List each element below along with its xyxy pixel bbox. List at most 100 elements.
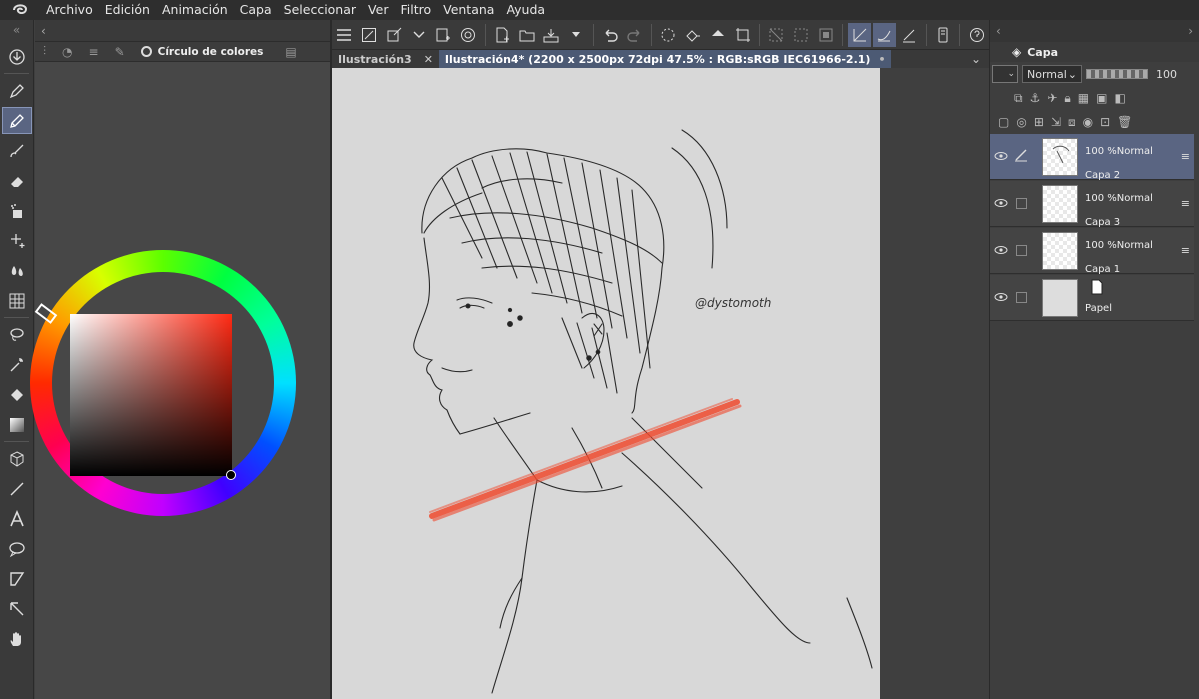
tab-set-icon[interactable]: ≡ xyxy=(89,45,99,59)
layer-row-papel[interactable]: Papel xyxy=(990,275,1194,321)
loading-selection-icon[interactable] xyxy=(657,23,680,47)
open-folder-icon[interactable] xyxy=(515,23,538,47)
app-logo-icon[interactable] xyxy=(0,0,40,20)
help-icon[interactable] xyxy=(965,23,988,47)
menu-animacion[interactable]: Animación xyxy=(156,0,234,20)
layer-row-capa3[interactable]: 100 %Normal Capa 3 ≡ xyxy=(990,181,1194,228)
vector-snap-icon[interactable] xyxy=(848,22,872,47)
menu-filtro[interactable]: Filtro xyxy=(394,0,437,20)
menu-edicion[interactable]: Edición xyxy=(99,0,156,20)
layer-select-checkbox[interactable] xyxy=(1016,292,1027,303)
layer-color-icon[interactable]: ◧ xyxy=(1114,91,1125,105)
lock-icon[interactable]: 🔒︎ xyxy=(1064,91,1070,106)
tool-frame[interactable] xyxy=(2,565,32,592)
merge-icon[interactable]: ⧈ xyxy=(1068,115,1076,130)
pen-pressure-icon[interactable] xyxy=(898,23,921,47)
close-tab-icon[interactable]: ✕ xyxy=(418,53,439,66)
new-folder-icon[interactable]: ⊞ xyxy=(1034,115,1044,129)
saturation-value-square[interactable] xyxy=(70,314,232,476)
tab-sliders-icon[interactable]: ⫶ xyxy=(43,44,46,59)
drag-handle-icon[interactable]: ≡ xyxy=(1181,150,1190,163)
ruler-snap-icon[interactable] xyxy=(873,22,896,47)
panel-menu-icon[interactable]: ▤ xyxy=(285,45,296,59)
menu-ayuda[interactable]: Ayuda xyxy=(500,0,551,20)
tool-decoration[interactable] xyxy=(2,227,32,254)
tool-text[interactable] xyxy=(2,505,32,532)
undo-icon[interactable] xyxy=(599,23,622,47)
tab-mix-icon[interactable]: ◔ xyxy=(62,45,72,59)
redo-icon[interactable] xyxy=(623,23,646,47)
invert-selection-icon[interactable] xyxy=(790,23,813,47)
new-layer-icon[interactable] xyxy=(432,23,455,47)
layer-select-checkbox[interactable] xyxy=(1016,245,1027,256)
drag-handle-icon[interactable]: ≡ xyxy=(1181,197,1190,210)
tool-operation[interactable] xyxy=(2,595,32,622)
tab-ilustracion4[interactable]: Ilustración4* (2200 x 2500px 72dpi 47.5%… xyxy=(438,50,892,68)
tool-balloon[interactable] xyxy=(2,535,32,562)
tool-pen[interactable] xyxy=(2,77,32,104)
visibility-eye-icon[interactable] xyxy=(994,290,1008,304)
tab-ilustracion3[interactable]: Ilustración3 xyxy=(332,50,418,68)
visibility-eye-icon[interactable] xyxy=(994,243,1008,257)
new-raster-layer-icon[interactable]: ▢ xyxy=(998,115,1009,129)
save-dropdown-icon[interactable] xyxy=(565,23,588,47)
tool-line[interactable] xyxy=(2,475,32,502)
menu-archivo[interactable]: Archivo xyxy=(40,0,99,20)
tool-pencil[interactable] xyxy=(2,107,32,134)
menu-capa[interactable]: Capa xyxy=(234,0,278,20)
collapse-right-right-icon[interactable]: › xyxy=(1188,24,1193,38)
layer-row-capa2[interactable]: 100 %Normal Capa 2 ≡ xyxy=(990,134,1194,181)
tool-lasso[interactable] xyxy=(2,321,32,348)
selection-frame-icon[interactable] xyxy=(815,23,838,47)
mask-icon[interactable]: ▣ xyxy=(1096,91,1107,105)
transfer-down-icon[interactable]: ⇲ xyxy=(1051,115,1061,129)
tool-3d[interactable] xyxy=(2,445,32,472)
crop-icon[interactable] xyxy=(731,23,754,47)
clear-icon[interactable] xyxy=(682,23,705,47)
collapse-right-left-icon[interactable]: ‹ xyxy=(996,24,1001,38)
deselect-icon[interactable] xyxy=(765,23,788,47)
lock-alpha-icon[interactable]: ▦ xyxy=(1078,91,1089,105)
saturation-value-cursor[interactable] xyxy=(226,470,236,480)
tool-eraser[interactable] xyxy=(2,167,32,194)
canvas-paper[interactable]: @dystomoth xyxy=(332,68,880,699)
tool-airbrush[interactable] xyxy=(2,197,32,224)
fit-canvas-icon[interactable] xyxy=(358,23,381,47)
tool-download[interactable] xyxy=(2,43,32,70)
tool-fill[interactable] xyxy=(2,381,32,408)
layer-select-checkbox[interactable] xyxy=(1016,198,1027,209)
tool-hand[interactable] xyxy=(2,625,32,652)
tab-history-icon[interactable]: ✎ xyxy=(115,45,125,59)
menu-ventana[interactable]: Ventana xyxy=(437,0,500,20)
tool-grid[interactable] xyxy=(2,287,32,314)
layer-color-swatch[interactable]: ⌄ xyxy=(992,65,1018,83)
drag-handle-icon[interactable]: ≡ xyxy=(1181,244,1190,257)
draft-icon[interactable]: ✈ xyxy=(1047,91,1057,105)
tab-color-wheel[interactable]: Círculo de colores xyxy=(140,46,263,58)
tabs-dropdown-icon[interactable]: ⌄ xyxy=(971,52,981,66)
tool-brush[interactable] xyxy=(2,137,32,164)
fill-selection-icon[interactable] xyxy=(707,23,730,47)
tool-gradient[interactable] xyxy=(2,411,32,438)
blend-mode-select[interactable]: Normal ⌄ xyxy=(1022,65,1082,83)
layer-mask-icon[interactable]: ◉ xyxy=(1083,115,1093,129)
transform-icon[interactable] xyxy=(383,23,406,47)
opacity-slider[interactable] xyxy=(1086,69,1148,79)
edit-pencil-icon[interactable] xyxy=(1014,148,1028,162)
reference-icon[interactable]: ⚓ xyxy=(1030,91,1041,105)
menu-ver[interactable]: Ver xyxy=(362,0,394,20)
layer-panel-tab[interactable]: ◈ Capa xyxy=(990,42,1199,62)
apply-mask-icon[interactable]: ⊡ xyxy=(1100,115,1110,129)
collapse-icon[interactable]: « xyxy=(0,20,33,40)
tool-magic-wand[interactable] xyxy=(2,351,32,378)
delete-layer-icon[interactable]: 🗑︎ xyxy=(1117,115,1132,129)
companion-mode-icon[interactable] xyxy=(932,23,955,47)
visibility-eye-icon[interactable] xyxy=(994,149,1008,163)
clipping-icon[interactable]: ⧉ xyxy=(1014,91,1023,106)
tool-blend[interactable] xyxy=(2,257,32,284)
hamburger-menu-icon[interactable] xyxy=(333,23,356,47)
collapse-left-icon[interactable]: ‹ xyxy=(41,24,46,38)
chevron-down-icon[interactable] xyxy=(407,23,430,47)
save-icon[interactable] xyxy=(540,23,563,47)
canvas-viewport[interactable]: @dystomoth xyxy=(332,68,989,699)
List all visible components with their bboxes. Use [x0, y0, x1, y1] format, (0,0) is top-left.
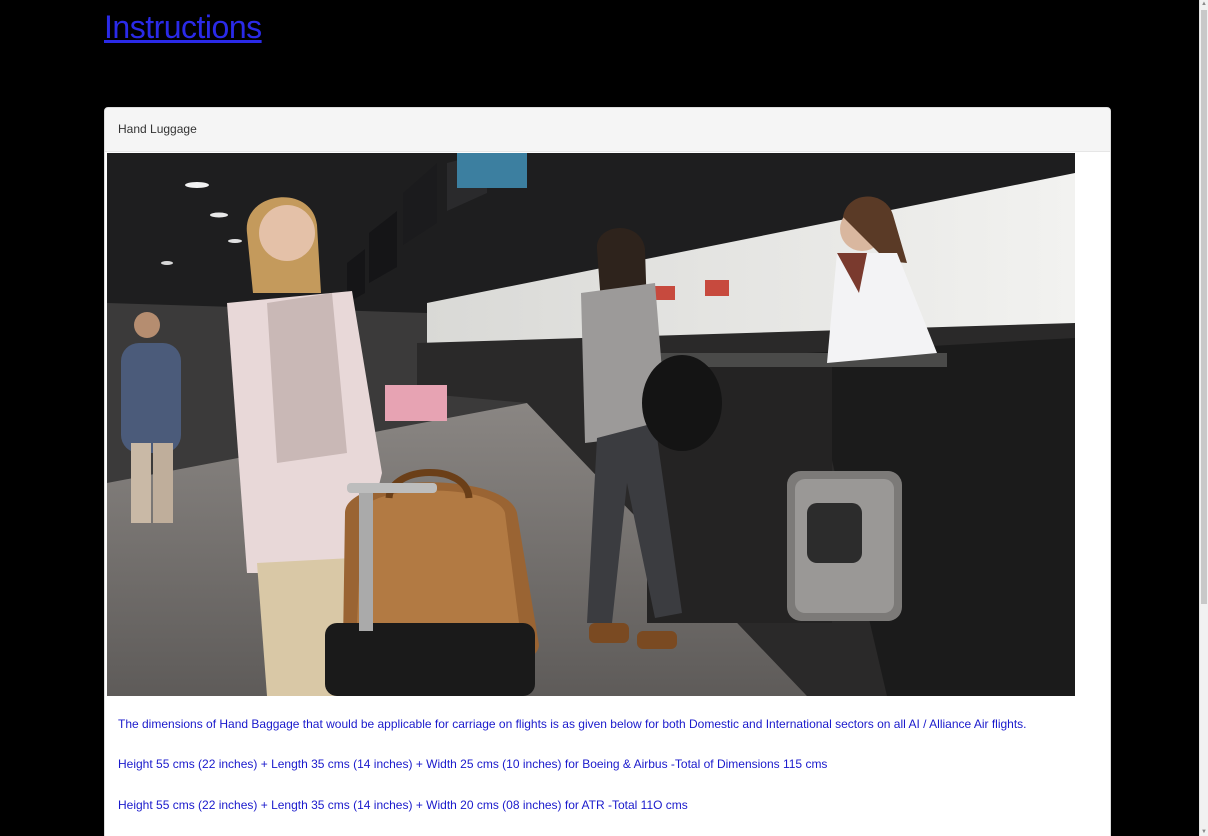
page: Instructions Hand Luggage The dimensions…: [0, 0, 1208, 836]
dimensions-intro-text: The dimensions of Hand Baggage that woul…: [118, 717, 1027, 731]
airport-check-in-photo: [107, 153, 1075, 696]
atr-dimensions-text: Height 55 cms (22 inches) + Length 35 cm…: [118, 798, 688, 812]
vertical-scrollbar[interactable]: ▲ ▼: [1199, 0, 1208, 836]
instructions-link[interactable]: Instructions: [104, 6, 262, 48]
panel-title: Hand Luggage: [105, 108, 1110, 152]
scroll-thumb[interactable]: [1201, 10, 1207, 604]
hand-luggage-panel: Hand Luggage The dimensions of Hand Bagg…: [104, 107, 1111, 836]
boeing-airbus-dimensions-text: Height 55 cms (22 inches) + Length 35 cm…: [118, 757, 828, 771]
scroll-down-arrow-icon[interactable]: ▼: [1200, 828, 1208, 836]
scroll-up-arrow-icon[interactable]: ▲: [1200, 0, 1208, 8]
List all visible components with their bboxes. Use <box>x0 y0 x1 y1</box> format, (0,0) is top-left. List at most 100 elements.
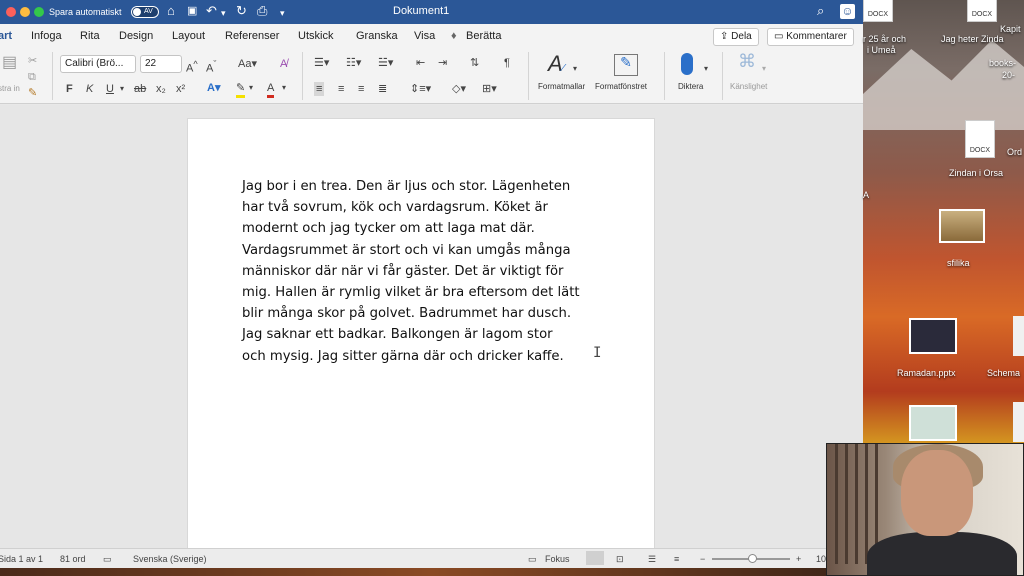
********
▶ _What the exercise asks_: Can you reproduce the records from the line containing "tab-set-icon[interactable]: ≡ xyxy=(89,45,99,59)" through the line containing "drag-handle-icon[interactable]: ≡ xyxy=(1181,150,1190,163)", both included, with no changes?

▶ _Response for this exercise_:
tab-set-icon[interactable]: ≡ xyxy=(89,45,99,59)
layer-row-papel[interactable]: Papel xyxy=(990,275,1194,321)
loading-selection-icon[interactable] xyxy=(657,23,680,47)
open-folder-icon[interactable] xyxy=(515,23,538,47)
app-logo-icon[interactable] xyxy=(0,0,40,20)
help-icon[interactable] xyxy=(965,23,988,47)
menu-animacion[interactable]: Animación xyxy=(156,0,234,20)
layer-row-capa3[interactable]: 100 %Normal Capa 3 ≡ xyxy=(990,181,1194,228)
vector-snap-icon[interactable] xyxy=(848,22,872,47)
menu-filtro[interactable]: Filtro xyxy=(394,0,437,20)
menu-edicion[interactable]: Edición xyxy=(99,0,156,20)
layer-select-checkbox[interactable] xyxy=(1016,292,1027,303)
layer-color-icon[interactable]: ◧ xyxy=(1114,91,1125,105)
lock-icon[interactable]: 🔒︎ xyxy=(1064,91,1070,106)
tool-frame[interactable] xyxy=(2,565,32,592)
merge-icon[interactable]: ⧈ xyxy=(1068,115,1076,130)
pen-pressure-icon[interactable] xyxy=(898,23,921,47)
close-tab-icon[interactable]: ✕ xyxy=(418,53,439,66)
new-folder-icon[interactable]: ⊞ xyxy=(1034,115,1044,129)
saturation-value-square[interactable] xyxy=(70,314,232,476)
tab-sliders-icon[interactable]: ⫶ xyxy=(43,44,46,59)
drag-handle-icon[interactable]: ≡ xyxy=(1181,150,1190,163)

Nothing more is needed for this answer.